### [INFORMATION PROVIDED]
####################

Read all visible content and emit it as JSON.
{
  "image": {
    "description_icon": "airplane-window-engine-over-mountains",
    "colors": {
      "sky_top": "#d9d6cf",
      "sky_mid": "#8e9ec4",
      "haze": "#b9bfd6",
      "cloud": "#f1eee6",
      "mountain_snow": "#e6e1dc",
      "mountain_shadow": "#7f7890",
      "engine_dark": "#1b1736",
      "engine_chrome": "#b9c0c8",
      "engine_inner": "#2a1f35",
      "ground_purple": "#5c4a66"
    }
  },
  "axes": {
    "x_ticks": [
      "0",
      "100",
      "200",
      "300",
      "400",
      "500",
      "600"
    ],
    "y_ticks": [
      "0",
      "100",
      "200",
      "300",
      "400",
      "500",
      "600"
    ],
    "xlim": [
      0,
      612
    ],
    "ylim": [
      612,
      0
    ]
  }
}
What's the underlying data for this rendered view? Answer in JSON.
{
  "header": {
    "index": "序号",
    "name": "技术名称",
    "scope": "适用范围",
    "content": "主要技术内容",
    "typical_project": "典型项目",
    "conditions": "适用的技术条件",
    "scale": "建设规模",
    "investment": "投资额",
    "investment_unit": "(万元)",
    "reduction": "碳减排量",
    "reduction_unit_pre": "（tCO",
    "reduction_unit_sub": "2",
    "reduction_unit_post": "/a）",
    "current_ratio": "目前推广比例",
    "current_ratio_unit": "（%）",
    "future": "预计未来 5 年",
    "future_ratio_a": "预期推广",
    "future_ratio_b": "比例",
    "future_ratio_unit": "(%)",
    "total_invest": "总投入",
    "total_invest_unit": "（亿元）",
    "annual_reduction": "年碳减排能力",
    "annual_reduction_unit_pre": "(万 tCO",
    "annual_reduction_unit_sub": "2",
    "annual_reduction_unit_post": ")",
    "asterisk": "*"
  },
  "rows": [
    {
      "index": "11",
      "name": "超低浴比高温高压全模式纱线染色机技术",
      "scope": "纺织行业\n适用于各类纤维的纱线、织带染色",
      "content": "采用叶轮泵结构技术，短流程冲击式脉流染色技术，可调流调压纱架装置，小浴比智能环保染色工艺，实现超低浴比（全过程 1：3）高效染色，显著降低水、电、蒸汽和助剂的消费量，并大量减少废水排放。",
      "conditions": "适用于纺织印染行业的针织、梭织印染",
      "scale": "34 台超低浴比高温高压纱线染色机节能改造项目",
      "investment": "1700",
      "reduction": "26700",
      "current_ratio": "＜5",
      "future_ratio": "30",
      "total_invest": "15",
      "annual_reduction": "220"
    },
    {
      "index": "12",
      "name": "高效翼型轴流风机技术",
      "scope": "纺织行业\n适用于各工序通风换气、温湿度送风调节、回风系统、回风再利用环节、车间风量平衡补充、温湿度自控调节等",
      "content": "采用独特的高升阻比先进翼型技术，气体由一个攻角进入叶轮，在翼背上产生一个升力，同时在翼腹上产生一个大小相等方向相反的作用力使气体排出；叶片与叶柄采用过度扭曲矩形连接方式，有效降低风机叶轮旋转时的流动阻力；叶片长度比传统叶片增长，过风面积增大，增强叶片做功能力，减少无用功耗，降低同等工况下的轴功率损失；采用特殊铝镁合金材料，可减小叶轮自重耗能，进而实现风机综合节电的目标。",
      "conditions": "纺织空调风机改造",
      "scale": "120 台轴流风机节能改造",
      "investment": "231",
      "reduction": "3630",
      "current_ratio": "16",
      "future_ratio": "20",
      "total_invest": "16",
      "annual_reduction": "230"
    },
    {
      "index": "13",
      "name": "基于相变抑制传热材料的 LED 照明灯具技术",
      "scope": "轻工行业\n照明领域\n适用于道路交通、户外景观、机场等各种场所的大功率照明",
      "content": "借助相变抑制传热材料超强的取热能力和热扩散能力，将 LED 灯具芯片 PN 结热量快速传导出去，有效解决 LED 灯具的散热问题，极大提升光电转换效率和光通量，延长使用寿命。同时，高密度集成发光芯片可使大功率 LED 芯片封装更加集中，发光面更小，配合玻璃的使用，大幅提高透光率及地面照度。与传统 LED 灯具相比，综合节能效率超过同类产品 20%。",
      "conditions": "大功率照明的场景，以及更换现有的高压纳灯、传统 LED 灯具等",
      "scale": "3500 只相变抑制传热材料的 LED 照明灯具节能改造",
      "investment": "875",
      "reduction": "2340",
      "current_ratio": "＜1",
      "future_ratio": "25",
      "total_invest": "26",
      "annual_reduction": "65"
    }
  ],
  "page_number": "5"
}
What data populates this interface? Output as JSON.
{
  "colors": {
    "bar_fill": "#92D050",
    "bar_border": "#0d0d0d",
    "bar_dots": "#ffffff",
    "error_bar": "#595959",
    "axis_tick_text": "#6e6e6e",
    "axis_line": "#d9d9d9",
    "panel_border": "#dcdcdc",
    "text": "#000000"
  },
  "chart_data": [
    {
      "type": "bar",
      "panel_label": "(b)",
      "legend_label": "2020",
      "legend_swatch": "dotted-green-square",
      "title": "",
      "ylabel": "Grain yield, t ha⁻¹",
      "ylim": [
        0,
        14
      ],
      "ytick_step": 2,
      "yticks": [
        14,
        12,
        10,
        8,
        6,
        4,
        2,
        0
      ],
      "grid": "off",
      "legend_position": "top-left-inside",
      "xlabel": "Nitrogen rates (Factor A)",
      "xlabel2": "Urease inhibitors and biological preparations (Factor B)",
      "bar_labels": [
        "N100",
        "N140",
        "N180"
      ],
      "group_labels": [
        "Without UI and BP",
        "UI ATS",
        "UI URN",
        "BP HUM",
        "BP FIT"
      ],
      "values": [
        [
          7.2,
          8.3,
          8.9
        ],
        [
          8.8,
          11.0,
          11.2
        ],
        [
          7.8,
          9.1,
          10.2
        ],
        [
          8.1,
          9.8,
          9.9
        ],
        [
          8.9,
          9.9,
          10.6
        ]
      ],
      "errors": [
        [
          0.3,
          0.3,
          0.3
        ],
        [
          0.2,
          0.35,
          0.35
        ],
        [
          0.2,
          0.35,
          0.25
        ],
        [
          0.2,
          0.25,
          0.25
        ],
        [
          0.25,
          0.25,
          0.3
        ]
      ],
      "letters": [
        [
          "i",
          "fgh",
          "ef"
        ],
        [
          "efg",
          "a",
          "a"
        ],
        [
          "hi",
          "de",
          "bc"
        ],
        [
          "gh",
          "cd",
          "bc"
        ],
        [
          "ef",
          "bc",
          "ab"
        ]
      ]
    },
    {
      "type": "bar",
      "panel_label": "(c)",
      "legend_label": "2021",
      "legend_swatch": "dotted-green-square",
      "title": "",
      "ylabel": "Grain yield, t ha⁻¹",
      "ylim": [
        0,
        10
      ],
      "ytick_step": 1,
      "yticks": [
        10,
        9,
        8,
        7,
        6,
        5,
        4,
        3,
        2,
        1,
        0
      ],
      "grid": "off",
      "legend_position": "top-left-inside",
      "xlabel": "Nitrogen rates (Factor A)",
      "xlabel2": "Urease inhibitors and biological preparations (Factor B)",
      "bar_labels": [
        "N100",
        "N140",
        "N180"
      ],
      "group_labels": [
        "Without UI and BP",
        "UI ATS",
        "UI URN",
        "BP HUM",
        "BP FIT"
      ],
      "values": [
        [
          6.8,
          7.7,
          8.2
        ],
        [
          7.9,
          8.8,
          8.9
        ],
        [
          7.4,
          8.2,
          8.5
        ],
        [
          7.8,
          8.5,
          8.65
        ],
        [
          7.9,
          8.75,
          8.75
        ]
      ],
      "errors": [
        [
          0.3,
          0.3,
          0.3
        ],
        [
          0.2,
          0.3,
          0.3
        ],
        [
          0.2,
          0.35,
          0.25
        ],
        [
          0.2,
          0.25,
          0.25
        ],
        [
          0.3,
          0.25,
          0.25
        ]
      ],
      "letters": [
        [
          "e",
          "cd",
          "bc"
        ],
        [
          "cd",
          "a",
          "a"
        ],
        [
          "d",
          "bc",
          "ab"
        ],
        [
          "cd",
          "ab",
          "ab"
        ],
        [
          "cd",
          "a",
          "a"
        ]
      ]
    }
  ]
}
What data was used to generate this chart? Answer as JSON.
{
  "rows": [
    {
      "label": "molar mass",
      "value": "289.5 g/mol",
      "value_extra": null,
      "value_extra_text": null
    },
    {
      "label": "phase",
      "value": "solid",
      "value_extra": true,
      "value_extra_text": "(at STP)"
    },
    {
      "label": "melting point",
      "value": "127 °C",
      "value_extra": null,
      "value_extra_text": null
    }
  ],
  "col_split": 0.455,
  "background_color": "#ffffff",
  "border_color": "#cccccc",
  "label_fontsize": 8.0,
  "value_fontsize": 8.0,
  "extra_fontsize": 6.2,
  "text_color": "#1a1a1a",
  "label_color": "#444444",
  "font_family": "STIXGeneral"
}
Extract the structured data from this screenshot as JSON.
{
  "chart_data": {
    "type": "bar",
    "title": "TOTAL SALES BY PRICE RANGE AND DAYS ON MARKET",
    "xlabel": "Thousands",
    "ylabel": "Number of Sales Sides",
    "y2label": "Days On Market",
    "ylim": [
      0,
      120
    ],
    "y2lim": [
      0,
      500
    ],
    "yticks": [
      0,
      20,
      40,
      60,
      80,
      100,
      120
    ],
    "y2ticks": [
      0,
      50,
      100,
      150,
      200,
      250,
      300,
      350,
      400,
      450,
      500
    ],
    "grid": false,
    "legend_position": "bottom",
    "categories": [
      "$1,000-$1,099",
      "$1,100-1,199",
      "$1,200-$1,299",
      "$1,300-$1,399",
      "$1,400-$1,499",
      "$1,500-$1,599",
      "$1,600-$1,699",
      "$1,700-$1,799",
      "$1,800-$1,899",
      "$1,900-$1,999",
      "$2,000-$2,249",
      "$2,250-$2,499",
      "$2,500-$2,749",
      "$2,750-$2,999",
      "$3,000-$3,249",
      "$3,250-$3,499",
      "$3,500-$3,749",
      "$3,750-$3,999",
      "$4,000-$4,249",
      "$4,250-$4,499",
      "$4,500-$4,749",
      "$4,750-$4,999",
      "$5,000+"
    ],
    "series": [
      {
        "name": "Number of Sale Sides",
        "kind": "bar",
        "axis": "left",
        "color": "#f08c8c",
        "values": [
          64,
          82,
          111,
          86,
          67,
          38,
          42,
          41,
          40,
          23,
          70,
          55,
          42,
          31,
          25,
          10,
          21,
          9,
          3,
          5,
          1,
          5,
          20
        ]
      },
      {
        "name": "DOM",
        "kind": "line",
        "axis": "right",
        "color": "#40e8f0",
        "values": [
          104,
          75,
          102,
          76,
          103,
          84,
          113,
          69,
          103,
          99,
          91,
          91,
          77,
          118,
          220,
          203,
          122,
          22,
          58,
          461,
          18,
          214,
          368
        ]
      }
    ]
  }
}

####################

### [TASK INSTRUCTIONS]
Using the records given above, list every line that includes the word "scope".

### [ANSWER]
    "scope": "适用范围",
      "scope": "纺织行业\n适用于各类纤维的纱线、织带染色",
      "scope": "纺织行业\n适用于各工序通风换气、温湿度送风调节、回风系统、回风再利用环节、车间风量平衡补充、温湿度自控调节等",
      "scope": "轻工行业\n照明领域\n适用于道路交通、户外景观、机场等各种场所的大功率照明",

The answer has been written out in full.